[STATED GOAL]: Please copy out the records from their first line up to and including the line containing "Enumerate the UI", leaving out the pictures.
--- --- ---
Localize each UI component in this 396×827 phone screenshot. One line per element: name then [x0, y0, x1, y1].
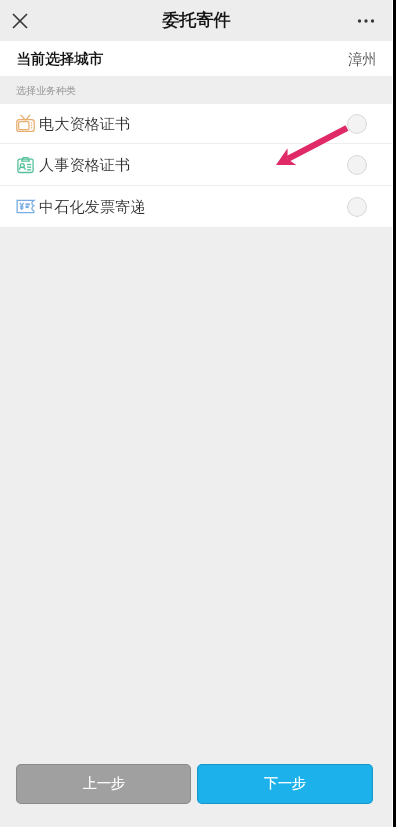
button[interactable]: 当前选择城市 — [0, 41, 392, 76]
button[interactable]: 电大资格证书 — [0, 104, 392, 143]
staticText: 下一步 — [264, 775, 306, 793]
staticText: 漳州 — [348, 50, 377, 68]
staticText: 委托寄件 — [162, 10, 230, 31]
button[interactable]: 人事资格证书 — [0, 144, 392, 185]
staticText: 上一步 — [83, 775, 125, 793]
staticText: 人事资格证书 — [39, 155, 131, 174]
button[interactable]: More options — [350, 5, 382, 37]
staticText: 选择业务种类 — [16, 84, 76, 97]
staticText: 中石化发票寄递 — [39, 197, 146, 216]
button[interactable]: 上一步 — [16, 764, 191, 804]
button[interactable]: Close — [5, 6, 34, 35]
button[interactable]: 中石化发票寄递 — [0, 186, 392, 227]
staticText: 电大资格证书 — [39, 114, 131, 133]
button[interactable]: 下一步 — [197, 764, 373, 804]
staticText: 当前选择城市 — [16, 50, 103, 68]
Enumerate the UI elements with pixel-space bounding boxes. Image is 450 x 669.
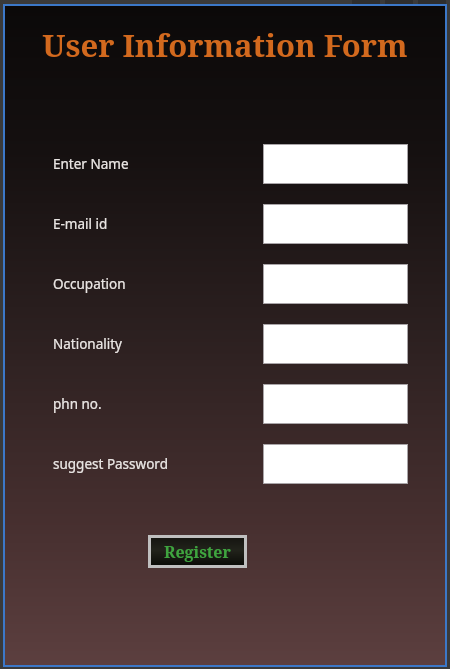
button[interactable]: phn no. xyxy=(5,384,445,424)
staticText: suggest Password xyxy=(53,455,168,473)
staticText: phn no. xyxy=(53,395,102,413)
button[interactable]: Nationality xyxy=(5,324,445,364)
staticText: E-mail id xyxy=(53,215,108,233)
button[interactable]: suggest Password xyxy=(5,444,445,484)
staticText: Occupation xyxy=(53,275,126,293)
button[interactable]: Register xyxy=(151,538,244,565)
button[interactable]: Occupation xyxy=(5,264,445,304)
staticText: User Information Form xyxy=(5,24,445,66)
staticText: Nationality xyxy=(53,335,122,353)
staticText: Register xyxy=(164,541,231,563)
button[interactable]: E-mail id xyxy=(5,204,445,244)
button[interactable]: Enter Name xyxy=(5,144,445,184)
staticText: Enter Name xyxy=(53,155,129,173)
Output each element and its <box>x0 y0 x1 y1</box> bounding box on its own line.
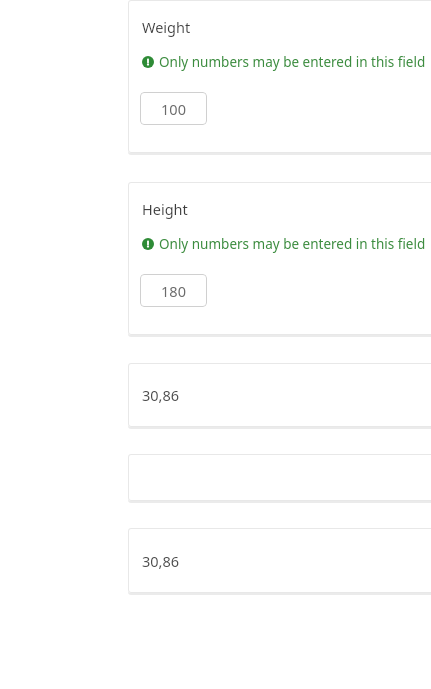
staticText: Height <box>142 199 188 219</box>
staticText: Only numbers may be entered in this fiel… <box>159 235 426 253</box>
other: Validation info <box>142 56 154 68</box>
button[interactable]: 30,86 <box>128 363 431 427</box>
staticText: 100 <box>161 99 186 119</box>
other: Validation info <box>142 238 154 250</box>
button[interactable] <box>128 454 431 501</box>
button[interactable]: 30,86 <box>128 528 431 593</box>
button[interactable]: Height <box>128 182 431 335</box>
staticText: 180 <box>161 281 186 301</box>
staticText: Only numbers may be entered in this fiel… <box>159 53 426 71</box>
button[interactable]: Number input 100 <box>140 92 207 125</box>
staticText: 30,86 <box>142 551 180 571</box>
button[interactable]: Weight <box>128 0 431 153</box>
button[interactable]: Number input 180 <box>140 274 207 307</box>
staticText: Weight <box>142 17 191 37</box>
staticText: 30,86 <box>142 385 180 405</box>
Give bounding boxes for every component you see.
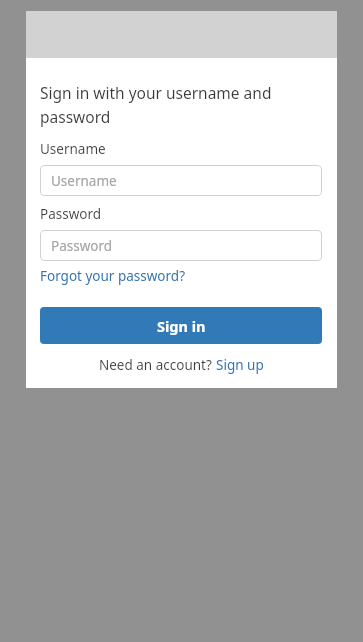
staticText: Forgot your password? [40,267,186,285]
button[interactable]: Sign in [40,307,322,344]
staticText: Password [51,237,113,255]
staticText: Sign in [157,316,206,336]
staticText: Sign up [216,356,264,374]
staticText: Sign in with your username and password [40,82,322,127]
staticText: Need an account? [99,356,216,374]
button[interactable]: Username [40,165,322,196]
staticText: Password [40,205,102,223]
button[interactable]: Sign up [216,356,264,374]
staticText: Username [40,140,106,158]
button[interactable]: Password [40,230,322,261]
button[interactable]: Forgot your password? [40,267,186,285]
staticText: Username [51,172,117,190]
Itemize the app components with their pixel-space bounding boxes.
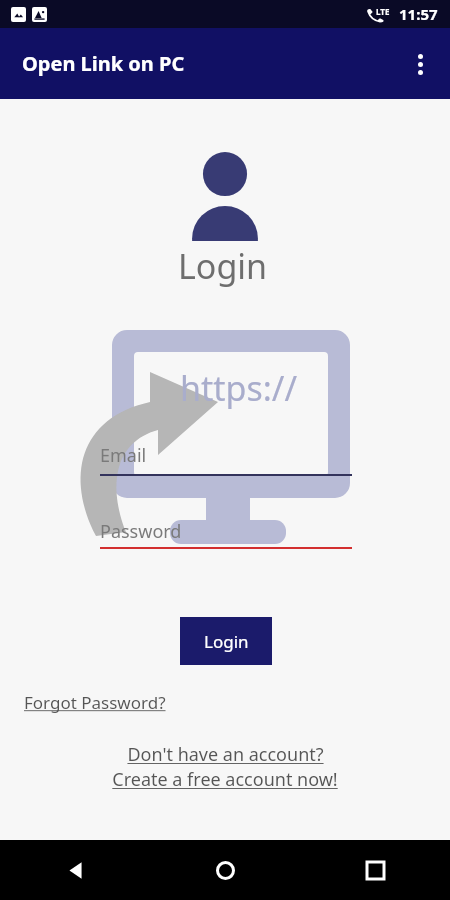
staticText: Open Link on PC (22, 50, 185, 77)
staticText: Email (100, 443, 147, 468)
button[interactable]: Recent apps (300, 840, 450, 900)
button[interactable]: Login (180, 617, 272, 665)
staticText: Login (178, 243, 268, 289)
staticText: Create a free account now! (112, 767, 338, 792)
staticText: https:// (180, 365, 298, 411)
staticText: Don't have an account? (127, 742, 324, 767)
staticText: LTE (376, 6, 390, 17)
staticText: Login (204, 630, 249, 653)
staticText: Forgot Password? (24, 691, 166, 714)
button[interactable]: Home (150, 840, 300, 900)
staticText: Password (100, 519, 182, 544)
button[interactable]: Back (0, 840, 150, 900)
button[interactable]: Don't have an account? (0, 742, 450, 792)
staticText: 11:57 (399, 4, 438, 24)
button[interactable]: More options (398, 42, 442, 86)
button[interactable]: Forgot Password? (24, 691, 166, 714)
--- --- ---
[EXPECTED ANSWER]:
Localize each UI component in this 396×827 phone screenshot. One line per element: name then [x0, y0, x1, y1].
button[interactable]: 当前选择城市 — [0, 41, 392, 76]
button[interactable]: 电大资格证书 — [0, 104, 392, 143]
staticText: 下一步 — [264, 775, 306, 793]
staticText: 漳州 — [348, 50, 377, 68]
staticText: 委托寄件 — [162, 10, 230, 31]
button[interactable]: 人事资格证书 — [0, 144, 392, 185]
staticText: 上一步 — [83, 775, 125, 793]
staticText: 人事资格证书 — [39, 155, 131, 174]
button[interactable]: More options — [350, 5, 382, 37]
staticText: 选择业务种类 — [16, 84, 76, 97]
staticText: 中石化发票寄递 — [39, 197, 146, 216]
button[interactable]: 上一步 — [16, 764, 191, 804]
button[interactable]: Close — [5, 6, 34, 35]
button[interactable]: 中石化发票寄递 — [0, 186, 392, 227]
staticText: 电大资格证书 — [39, 114, 131, 133]
button[interactable]: 下一步 — [197, 764, 373, 804]
staticText: 当前选择城市 — [16, 50, 103, 68]
Enumerate the UI elements with pixel-space bounding boxes. Image is 450 x 669.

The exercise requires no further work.